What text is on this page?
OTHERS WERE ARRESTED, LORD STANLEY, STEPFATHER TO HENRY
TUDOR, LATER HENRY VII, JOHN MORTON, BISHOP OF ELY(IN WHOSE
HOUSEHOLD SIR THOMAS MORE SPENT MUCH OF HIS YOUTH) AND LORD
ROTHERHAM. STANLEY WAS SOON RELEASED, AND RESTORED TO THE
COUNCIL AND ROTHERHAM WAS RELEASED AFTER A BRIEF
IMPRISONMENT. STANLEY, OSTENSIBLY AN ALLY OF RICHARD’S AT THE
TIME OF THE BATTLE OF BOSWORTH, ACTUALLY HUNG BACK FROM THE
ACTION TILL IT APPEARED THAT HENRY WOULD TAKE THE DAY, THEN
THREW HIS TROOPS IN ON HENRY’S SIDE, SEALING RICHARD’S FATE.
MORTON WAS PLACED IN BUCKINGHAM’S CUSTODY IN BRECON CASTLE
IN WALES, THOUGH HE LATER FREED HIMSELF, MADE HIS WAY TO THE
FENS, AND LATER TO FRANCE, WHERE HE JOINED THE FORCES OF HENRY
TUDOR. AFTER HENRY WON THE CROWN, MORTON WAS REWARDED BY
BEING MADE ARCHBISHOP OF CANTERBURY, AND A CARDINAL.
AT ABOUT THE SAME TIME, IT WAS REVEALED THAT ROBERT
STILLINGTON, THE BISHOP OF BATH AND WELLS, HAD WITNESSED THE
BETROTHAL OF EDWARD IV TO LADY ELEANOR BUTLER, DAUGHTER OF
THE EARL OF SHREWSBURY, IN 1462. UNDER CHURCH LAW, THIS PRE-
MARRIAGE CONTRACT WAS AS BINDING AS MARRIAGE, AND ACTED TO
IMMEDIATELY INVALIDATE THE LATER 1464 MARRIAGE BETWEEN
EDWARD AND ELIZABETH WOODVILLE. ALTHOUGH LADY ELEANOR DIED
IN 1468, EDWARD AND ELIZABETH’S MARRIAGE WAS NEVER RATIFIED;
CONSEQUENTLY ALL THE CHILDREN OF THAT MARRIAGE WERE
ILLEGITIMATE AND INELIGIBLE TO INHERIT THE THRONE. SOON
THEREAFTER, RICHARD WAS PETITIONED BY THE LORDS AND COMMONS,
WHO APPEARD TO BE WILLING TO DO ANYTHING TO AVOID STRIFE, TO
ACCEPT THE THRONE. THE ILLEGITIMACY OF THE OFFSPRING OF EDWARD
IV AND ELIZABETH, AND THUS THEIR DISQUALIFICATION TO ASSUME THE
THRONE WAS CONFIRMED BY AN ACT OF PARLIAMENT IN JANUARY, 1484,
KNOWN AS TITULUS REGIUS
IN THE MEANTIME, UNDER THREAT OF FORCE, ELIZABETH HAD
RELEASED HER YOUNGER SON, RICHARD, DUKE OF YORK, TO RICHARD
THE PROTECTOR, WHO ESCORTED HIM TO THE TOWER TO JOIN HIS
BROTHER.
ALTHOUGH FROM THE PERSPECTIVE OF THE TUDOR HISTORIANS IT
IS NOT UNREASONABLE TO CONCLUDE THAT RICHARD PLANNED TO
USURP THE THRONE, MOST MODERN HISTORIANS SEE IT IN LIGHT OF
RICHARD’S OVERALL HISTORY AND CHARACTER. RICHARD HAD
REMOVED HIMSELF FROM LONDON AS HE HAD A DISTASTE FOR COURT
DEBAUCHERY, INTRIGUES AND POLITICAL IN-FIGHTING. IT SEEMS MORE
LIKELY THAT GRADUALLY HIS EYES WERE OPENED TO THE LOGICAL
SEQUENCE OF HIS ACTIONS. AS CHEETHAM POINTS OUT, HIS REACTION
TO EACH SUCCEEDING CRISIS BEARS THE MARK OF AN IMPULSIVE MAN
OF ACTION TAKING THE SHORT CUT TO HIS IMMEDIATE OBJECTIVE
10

● **GIVEN INSTRUCTION**
Quote all the records. Keep every word exact.

● **ANSWER IN FULL**
What text is on this page?
OTHERS WERE ARRESTED, LORD STANLEY, STEPFATHER TO HENRY
TUDOR, LATER HENRY VII, JOHN MORTON, BISHOP OF ELY(IN WHOSE
HOUSEHOLD SIR THOMAS MORE SPENT MUCH OF HIS YOUTH) AND LORD
ROTHERHAM. STANLEY WAS SOON RELEASED, AND RESTORED TO THE
COUNCIL AND ROTHERHAM WAS RELEASED AFTER A BRIEF
IMPRISONMENT. STANLEY, OSTENSIBLY AN ALLY OF RICHARD’S AT THE
TIME OF THE BATTLE OF BOSWORTH, ACTUALLY HUNG BACK FROM THE
ACTION TILL IT APPEARED THAT HENRY WOULD TAKE THE DAY, THEN
THREW HIS TROOPS IN ON HENRY’S SIDE, SEALING RICHARD’S FATE.
MORTON WAS PLACED IN BUCKINGHAM’S CUSTODY IN BRECON CASTLE
IN WALES, THOUGH HE LATER FREED HIMSELF, MADE HIS WAY TO THE
FENS, AND LATER TO FRANCE, WHERE HE JOINED THE FORCES OF HENRY
TUDOR. AFTER HENRY WON THE CROWN, MORTON WAS REWARDED BY
BEING MADE ARCHBISHOP OF CANTERBURY, AND A CARDINAL.
AT ABOUT THE SAME TIME, IT WAS REVEALED THAT ROBERT
STILLINGTON, THE BISHOP OF BATH AND WELLS, HAD WITNESSED THE
BETROTHAL OF EDWARD IV TO LADY ELEANOR BUTLER, DAUGHTER OF
THE EARL OF SHREWSBURY, IN 1462. UNDER CHURCH LAW, THIS PRE-
MARRIAGE CONTRACT WAS AS BINDING AS MARRIAGE, AND ACTED TO
IMMEDIATELY INVALIDATE THE LATER 1464 MARRIAGE BETWEEN
EDWARD AND ELIZABETH WOODVILLE. ALTHOUGH LADY ELEANOR DIED
IN 1468, EDWARD AND ELIZABETH’S MARRIAGE WAS NEVER RATIFIED;
CONSEQUENTLY ALL THE CHILDREN OF THAT MARRIAGE WERE
ILLEGITIMATE AND INELIGIBLE TO INHERIT THE THRONE. SOON
THEREAFTER, RICHARD WAS PETITIONED BY THE LORDS AND COMMONS,
WHO APPEARD TO BE WILLING TO DO ANYTHING TO AVOID STRIFE, TO
ACCEPT THE THRONE. THE ILLEGITIMACY OF THE OFFSPRING OF EDWARD
IV AND ELIZABETH, AND THUS THEIR DISQUALIFICATION TO ASSUME THE
THRONE WAS CONFIRMED BY AN ACT OF PARLIAMENT IN JANUARY, 1484,
KNOWN AS TITULUS REGIUS
IN THE MEANTIME, UNDER THREAT OF FORCE, ELIZABETH HAD
RELEASED HER YOUNGER SON, RICHARD, DUKE OF YORK, TO RICHARD
THE PROTECTOR, WHO ESCORTED HIM TO THE TOWER TO JOIN HIS
BROTHER.
ALTHOUGH FROM THE PERSPECTIVE OF THE TUDOR HISTORIANS IT
IS NOT UNREASONABLE TO CONCLUDE THAT RICHARD PLANNED TO
USURP THE THRONE, MOST MODERN HISTORIANS SEE IT IN LIGHT OF
RICHARD’S OVERALL HISTORY AND CHARACTER. RICHARD HAD
REMOVED HIMSELF FROM LONDON AS HE HAD A DISTASTE FOR COURT
DEBAUCHERY, INTRIGUES AND POLITICAL IN-FIGHTING. IT SEEMS MORE
LIKELY THAT GRADUALLY HIS EYES WERE OPENED TO THE LOGICAL
SEQUENCE OF HIS ACTIONS. AS CHEETHAM POINTS OUT, HIS REACTION
TO EACH SUCCEEDING CRISIS BEARS THE MARK OF AN IMPULSIVE MAN
OF ACTION TAKING THE SHORT CUT TO HIS IMMEDIATE OBJECTIVE
10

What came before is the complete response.